Transcribe each line of the records below verbatim, keeping every coordinate and the original line order.

Collection entries:
════════════════════

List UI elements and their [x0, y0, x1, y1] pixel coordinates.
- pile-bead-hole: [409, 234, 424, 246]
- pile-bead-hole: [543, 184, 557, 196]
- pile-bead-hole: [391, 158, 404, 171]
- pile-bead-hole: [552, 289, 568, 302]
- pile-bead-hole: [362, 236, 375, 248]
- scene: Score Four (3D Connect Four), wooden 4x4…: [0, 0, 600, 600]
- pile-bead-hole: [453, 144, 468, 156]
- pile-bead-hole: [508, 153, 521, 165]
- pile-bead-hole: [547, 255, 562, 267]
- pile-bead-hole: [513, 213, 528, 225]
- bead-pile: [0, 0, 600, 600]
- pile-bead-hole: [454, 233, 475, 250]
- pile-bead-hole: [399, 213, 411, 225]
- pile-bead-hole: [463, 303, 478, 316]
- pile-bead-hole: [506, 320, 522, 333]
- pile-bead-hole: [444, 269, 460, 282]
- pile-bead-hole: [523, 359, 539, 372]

════════════════════

ANSWER TO THE TASK:
List UI elements and their [x0, y0, x1, y1] pixel coordinates.
- pile-bead-hole: [409, 234, 424, 246]
- pile-bead-hole: [543, 184, 557, 196]
- pile-bead-hole: [391, 158, 404, 171]
- pile-bead-hole: [552, 289, 568, 302]
- pile-bead-hole: [362, 236, 375, 248]
- scene: Score Four (3D Connect Four), wooden 4x4…: [0, 0, 600, 600]
- pile-bead-hole: [453, 144, 468, 156]
- pile-bead-hole: [508, 153, 521, 165]
- pile-bead-hole: [547, 255, 562, 267]
- pile-bead-hole: [513, 213, 528, 225]
- bead-pile: [0, 0, 600, 600]
- pile-bead-hole: [454, 233, 475, 250]
- pile-bead-hole: [399, 213, 411, 225]
- pile-bead-hole: [463, 303, 478, 316]
- pile-bead-hole: [506, 320, 522, 333]
- pile-bead-hole: [444, 269, 460, 282]
- pile-bead-hole: [523, 359, 539, 372]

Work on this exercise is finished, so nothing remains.